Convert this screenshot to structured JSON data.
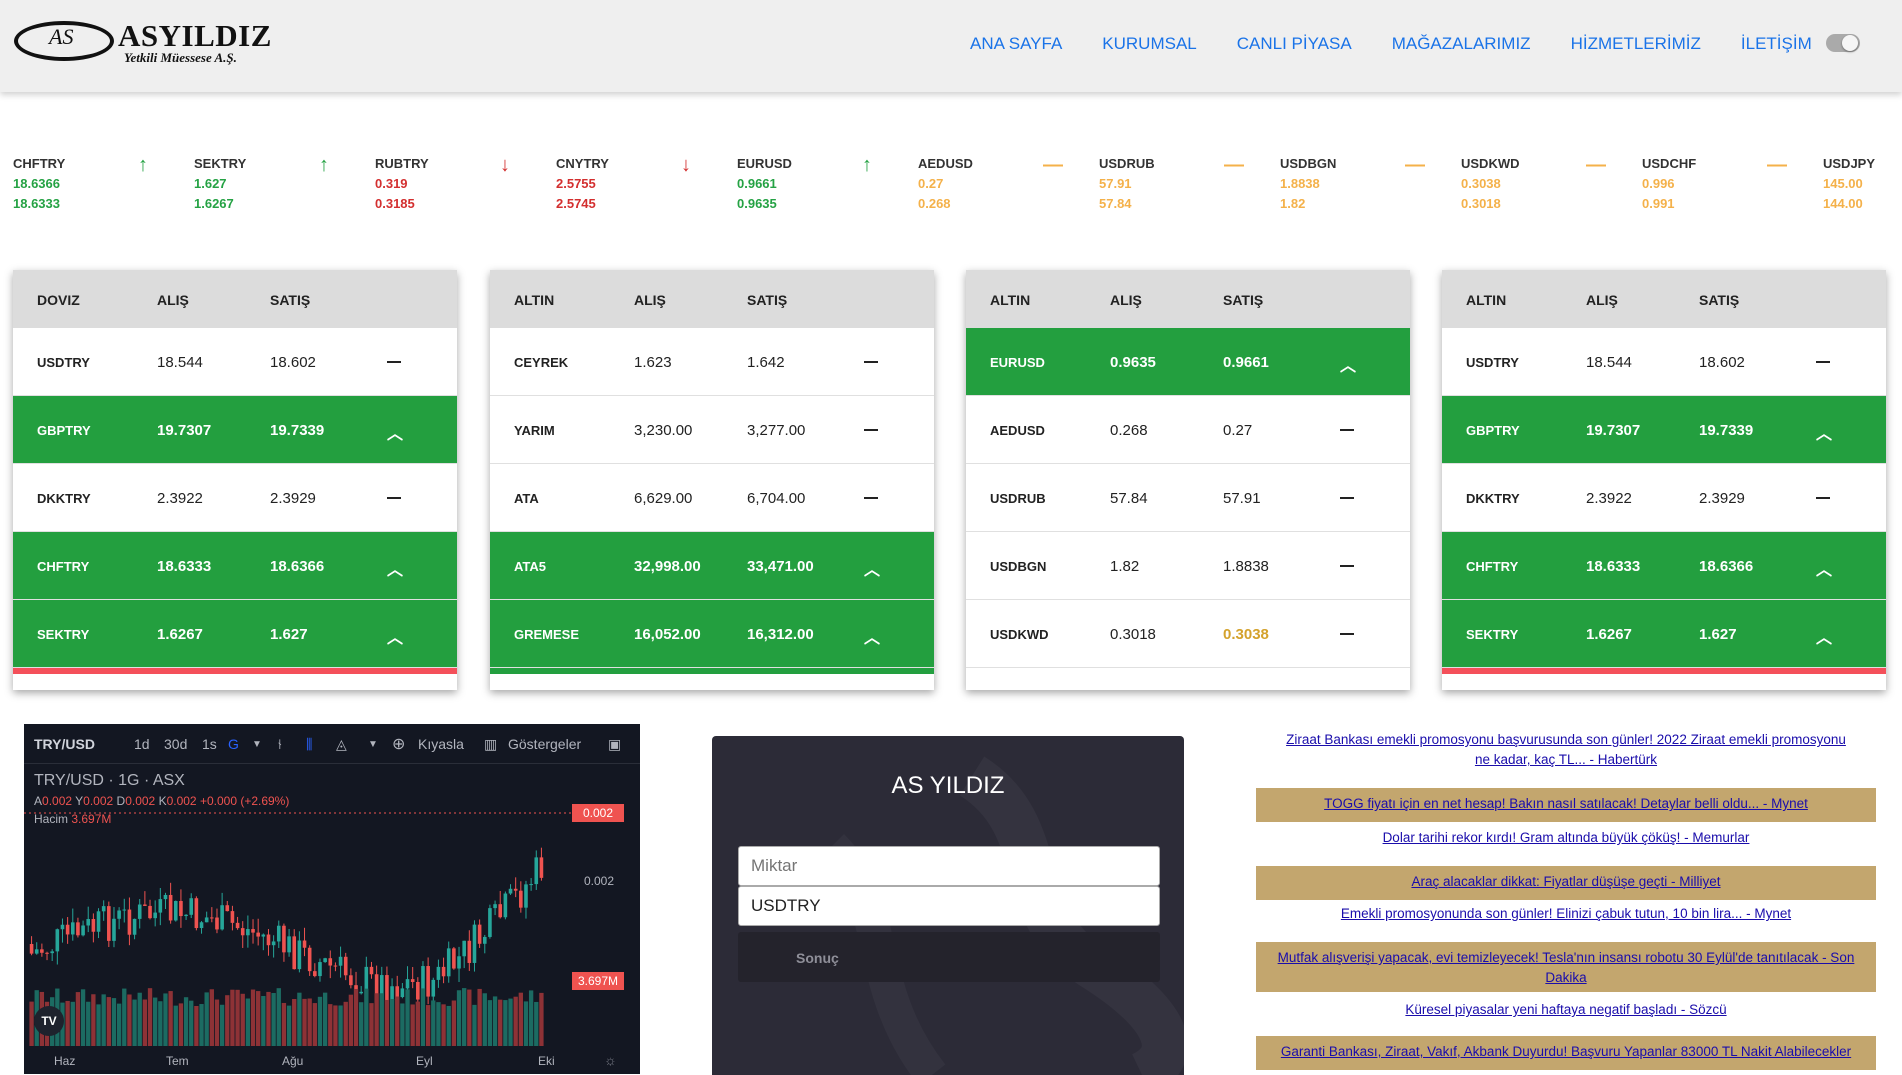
{
  "brand": {
    "logo_mark": "AS",
    "name": "ASYILDIZ",
    "subtitle": "Yetkili Müessese A.Ş."
  },
  "nav": [
    "ANA SAYFA",
    "KURUMSAL",
    "CANLI PİYASA",
    "MAĞAZALARIMIZ",
    "HİZMETLERİMİZ",
    "İLETİŞİM"
  ],
  "ticker": [
    {
      "name": "CHFTRY",
      "v1": "18.6366",
      "v2": "18.6333",
      "dir": "up"
    },
    {
      "name": "SEKTRY",
      "v1": "1.627",
      "v2": "1.6267",
      "dir": "up"
    },
    {
      "name": "RUBTRY",
      "v1": "0.319",
      "v2": "0.3185",
      "dir": "down"
    },
    {
      "name": "CNYTRY",
      "v1": "2.5755",
      "v2": "2.5745",
      "dir": "down"
    },
    {
      "name": "EURUSD",
      "v1": "0.9661",
      "v2": "0.9635",
      "dir": "up"
    },
    {
      "name": "AEDUSD",
      "v1": "0.27",
      "v2": "0.268",
      "dir": "flat"
    },
    {
      "name": "USDRUB",
      "v1": "57.91",
      "v2": "57.84",
      "dir": "flat"
    },
    {
      "name": "USDBGN",
      "v1": "1.8838",
      "v2": "1.82",
      "dir": "flat"
    },
    {
      "name": "USDKWD",
      "v1": "0.3038",
      "v2": "0.3018",
      "dir": "flat"
    },
    {
      "name": "USDCHF",
      "v1": "0.996",
      "v2": "0.991",
      "dir": "flat"
    },
    {
      "name": "USDJPY",
      "v1": "145.00",
      "v2": "144.00",
      "dir": "flat"
    }
  ],
  "tables": [
    {
      "headers": [
        "DOVIZ",
        "ALIŞ",
        "SATIŞ"
      ],
      "rows": [
        {
          "name": "USDTRY",
          "buy": "18.544",
          "sell": "18.602",
          "state": "flat"
        },
        {
          "name": "GBPTRY",
          "buy": "19.7307",
          "sell": "19.7339",
          "state": "up"
        },
        {
          "name": "DKKTRY",
          "buy": "2.3922",
          "sell": "2.3929",
          "state": "flat"
        },
        {
          "name": "CHFTRY",
          "buy": "18.6333",
          "sell": "18.6366",
          "state": "up"
        },
        {
          "name": "SEKTRY",
          "buy": "1.6267",
          "sell": "1.627",
          "state": "up"
        }
      ]
    },
    {
      "headers": [
        "ALTIN",
        "ALIŞ",
        "SATIŞ"
      ],
      "rows": [
        {
          "name": "CEYREK",
          "buy": "1.623",
          "sell": "1.642",
          "state": "flat"
        },
        {
          "name": "YARIM",
          "buy": "3,230.00",
          "sell": "3,277.00",
          "state": "flat"
        },
        {
          "name": "ATA",
          "buy": "6,629.00",
          "sell": "6,704.00",
          "state": "flat"
        },
        {
          "name": "ATA5",
          "buy": "32,998.00",
          "sell": "33,471.00",
          "state": "up"
        },
        {
          "name": "GREMESE",
          "buy": "16,052.00",
          "sell": "16,312.00",
          "state": "up"
        }
      ]
    },
    {
      "headers": [
        "ALTIN",
        "ALIŞ",
        "SATIŞ"
      ],
      "rows": [
        {
          "name": "EURUSD",
          "buy": "0.9635",
          "sell": "0.9661",
          "state": "up"
        },
        {
          "name": "AEDUSD",
          "buy": "0.268",
          "sell": "0.27",
          "state": "flat"
        },
        {
          "name": "USDRUB",
          "buy": "57.84",
          "sell": "57.91",
          "state": "flat"
        },
        {
          "name": "USDBGN",
          "buy": "1.82",
          "sell": "1.8838",
          "state": "flat"
        },
        {
          "name": "USDKWD",
          "buy": "0.3018",
          "sell": "0.3038",
          "state": "flat",
          "sell_highlight": true
        }
      ]
    },
    {
      "headers": [
        "ALTIN",
        "ALIŞ",
        "SATIŞ"
      ],
      "rows": [
        {
          "name": "USDTRY",
          "buy": "18.544",
          "sell": "18.602",
          "state": "flat"
        },
        {
          "name": "GBPTRY",
          "buy": "19.7307",
          "sell": "19.7339",
          "state": "up"
        },
        {
          "name": "DKKTRY",
          "buy": "2.3922",
          "sell": "2.3929",
          "state": "flat"
        },
        {
          "name": "CHFTRY",
          "buy": "18.6333",
          "sell": "18.6366",
          "state": "up"
        },
        {
          "name": "SEKTRY",
          "buy": "1.6267",
          "sell": "1.627",
          "state": "up"
        }
      ]
    }
  ],
  "chart_widget": {
    "symbol": "TRY/USD",
    "intervals": [
      "1d",
      "30d",
      "1s"
    ],
    "active_interval": "G",
    "compare_label": "Kıyasla",
    "indicators_label": "Göstergeler",
    "title": "TRY/USD · 1G · ASX",
    "ohlc": {
      "a": "0.002",
      "y": "0.002",
      "d": "0.002",
      "k": "0.002",
      "change": "+0.000 (+2.69%)"
    },
    "volume_label": "Hacim",
    "volume_value": "3.697M",
    "price_label": "0.002",
    "price_axis_mid": "0.002",
    "volume_axis_label": "3.697M",
    "x_labels": [
      "Haz",
      "Tem",
      "Ağu",
      "Eyl",
      "Eki"
    ],
    "logo": "TV"
  },
  "converter": {
    "title": "AS YILDIZ",
    "amount_placeholder": "Miktar",
    "currency_value": "USDTRY",
    "result_label": "Sonuç"
  },
  "news": [
    "Ziraat Bankası emekli promosyonu başvurusunda son günler! 2022 Ziraat emekli promosyonu ne kadar, kaç TL... - Habertürk",
    "TOGG fiyatı için en net hesap! Bakın nasıl satılacak! Detaylar belli oldu... - Mynet",
    "Dolar tarihi rekor kırdı! Gram altında büyük çöküş! - Memurlar",
    "Araç alacaklar dikkat: Fiyatlar düşüşe geçti - Milliyet",
    "Emekli promosyonunda son günler! Elinizi çabuk tutun, 10 bin lira... - Mynet",
    "Mutfak alışverişi yapacak, evi temizleyecek! Tesla'nın insansı robotu 30 Eylül'de tanıtılacak - Son Dakika",
    "Küresel piyasalar yeni haftaya negatif başladı - Sözcü",
    "Garanti Bankası, Ziraat, Vakıf, Akbank Duyurdu! Başvuru Yapanlar 83000 TL Nakit Alabilecekler"
  ],
  "colors": {
    "up": "#25a244",
    "down": "#d32f2f",
    "flat": "#f4b14a",
    "row_green": "#239f3f",
    "nav": "#1a73e8",
    "news_tan": "#c3a66e"
  }
}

:::::

• Your goal: Print the complete listing exactly, apart from any pictures.

• Task answer:
Convert this screenshot to structured JSON data.
{
  "brand": {
    "logo_mark": "AS",
    "name": "ASYILDIZ",
    "subtitle": "Yetkili Müessese A.Ş."
  },
  "nav": [
    "ANA SAYFA",
    "KURUMSAL",
    "CANLI PİYASA",
    "MAĞAZALARIMIZ",
    "HİZMETLERİMİZ",
    "İLETİŞİM"
  ],
  "ticker": [
    {
      "name": "CHFTRY",
      "v1": "18.6366",
      "v2": "18.6333",
      "dir": "up"
    },
    {
      "name": "SEKTRY",
      "v1": "1.627",
      "v2": "1.6267",
      "dir": "up"
    },
    {
      "name": "RUBTRY",
      "v1": "0.319",
      "v2": "0.3185",
      "dir": "down"
    },
    {
      "name": "CNYTRY",
      "v1": "2.5755",
      "v2": "2.5745",
      "dir": "down"
    },
    {
      "name": "EURUSD",
      "v1": "0.9661",
      "v2": "0.9635",
      "dir": "up"
    },
    {
      "name": "AEDUSD",
      "v1": "0.27",
      "v2": "0.268",
      "dir": "flat"
    },
    {
      "name": "USDRUB",
      "v1": "57.91",
      "v2": "57.84",
      "dir": "flat"
    },
    {
      "name": "USDBGN",
      "v1": "1.8838",
      "v2": "1.82",
      "dir": "flat"
    },
    {
      "name": "USDKWD",
      "v1": "0.3038",
      "v2": "0.3018",
      "dir": "flat"
    },
    {
      "name": "USDCHF",
      "v1": "0.996",
      "v2": "0.991",
      "dir": "flat"
    },
    {
      "name": "USDJPY",
      "v1": "145.00",
      "v2": "144.00",
      "dir": "flat"
    }
  ],
  "tables": [
    {
      "headers": [
        "DOVIZ",
        "ALIŞ",
        "SATIŞ"
      ],
      "rows": [
        {
          "name": "USDTRY",
          "buy": "18.544",
          "sell": "18.602",
          "state": "flat"
        },
        {
          "name": "GBPTRY",
          "buy": "19.7307",
          "sell": "19.7339",
          "state": "up"
        },
        {
          "name": "DKKTRY",
          "buy": "2.3922",
          "sell": "2.3929",
          "state": "flat"
        },
        {
          "name": "CHFTRY",
          "buy": "18.6333",
          "sell": "18.6366",
          "state": "up"
        },
        {
          "name": "SEKTRY",
          "buy": "1.6267",
          "sell": "1.627",
          "state": "up"
        }
      ]
    },
    {
      "headers": [
        "ALTIN",
        "ALIŞ",
        "SATIŞ"
      ],
      "rows": [
        {
          "name": "CEYREK",
          "buy": "1.623",
          "sell": "1.642",
          "state": "flat"
        },
        {
          "name": "YARIM",
          "buy": "3,230.00",
          "sell": "3,277.00",
          "state": "flat"
        },
        {
          "name": "ATA",
          "buy": "6,629.00",
          "sell": "6,704.00",
          "state": "flat"
        },
        {
          "name": "ATA5",
          "buy": "32,998.00",
          "sell": "33,471.00",
          "state": "up"
        },
        {
          "name": "GREMESE",
          "buy": "16,052.00",
          "sell": "16,312.00",
          "state": "up"
        }
      ]
    },
    {
      "headers": [
        "ALTIN",
        "ALIŞ",
        "SATIŞ"
      ],
      "rows": [
        {
          "name": "EURUSD",
          "buy": "0.9635",
          "sell": "0.9661",
          "state": "up"
        },
        {
          "name": "AEDUSD",
          "buy": "0.268",
          "sell": "0.27",
          "state": "flat"
        },
        {
          "name": "USDRUB",
          "buy": "57.84",
          "sell": "57.91",
          "state": "flat"
        },
        {
          "name": "USDBGN",
          "buy": "1.82",
          "sell": "1.8838",
          "state": "flat"
        },
        {
          "name": "USDKWD",
          "buy": "0.3018",
          "sell": "0.3038",
          "state": "flat",
          "sell_highlight": true
        }
      ]
    },
    {
      "headers": [
        "ALTIN",
        "ALIŞ",
        "SATIŞ"
      ],
      "rows": [
        {
          "name": "USDTRY",
          "buy": "18.544",
          "sell": "18.602",
          "state": "flat"
        },
        {
          "name": "GBPTRY",
          "buy": "19.7307",
          "sell": "19.7339",
          "state": "up"
        },
        {
          "name": "DKKTRY",
          "buy": "2.3922",
          "sell": "2.3929",
          "state": "flat"
        },
        {
          "name": "CHFTRY",
          "buy": "18.6333",
          "sell": "18.6366",
          "state": "up"
        },
        {
          "name": "SEKTRY",
          "buy": "1.6267",
          "sell": "1.627",
          "state": "up"
        }
      ]
    }
  ],
  "chart_widget": {
    "symbol": "TRY/USD",
    "intervals": [
      "1d",
      "30d",
      "1s"
    ],
    "active_interval": "G",
    "compare_label": "Kıyasla",
    "indicators_label": "Göstergeler",
    "title": "TRY/USD · 1G · ASX",
    "ohlc": {
      "a": "0.002",
      "y": "0.002",
      "d": "0.002",
      "k": "0.002",
      "change": "+0.000 (+2.69%)"
    },
    "volume_label": "Hacim",
    "volume_value": "3.697M",
    "price_label": "0.002",
    "price_axis_mid": "0.002",
    "volume_axis_label": "3.697M",
    "x_labels": [
      "Haz",
      "Tem",
      "Ağu",
      "Eyl",
      "Eki"
    ],
    "logo": "TV"
  },
  "converter": {
    "title": "AS YILDIZ",
    "amount_placeholder": "Miktar",
    "currency_value": "USDTRY",
    "result_label": "Sonuç"
  },
  "news": [
    "Ziraat Bankası emekli promosyonu başvurusunda son günler! 2022 Ziraat emekli promosyonu ne kadar, kaç TL... - Habertürk",
    "TOGG fiyatı için en net hesap! Bakın nasıl satılacak! Detaylar belli oldu... - Mynet",
    "Dolar tarihi rekor kırdı! Gram altında büyük çöküş! - Memurlar",
    "Araç alacaklar dikkat: Fiyatlar düşüşe geçti - Milliyet",
    "Emekli promosyonunda son günler! Elinizi çabuk tutun, 10 bin lira... - Mynet",
    "Mutfak alışverişi yapacak, evi temizleyecek! Tesla'nın insansı robotu 30 Eylül'de tanıtılacak - Son Dakika",
    "Küresel piyasalar yeni haftaya negatif başladı - Sözcü",
    "Garanti Bankası, Ziraat, Vakıf, Akbank Duyurdu! Başvuru Yapanlar 83000 TL Nakit Alabilecekler"
  ],
  "colors": {
    "up": "#25a244",
    "down": "#d32f2f",
    "flat": "#f4b14a",
    "row_green": "#239f3f",
    "nav": "#1a73e8",
    "news_tan": "#c3a66e"
  }
}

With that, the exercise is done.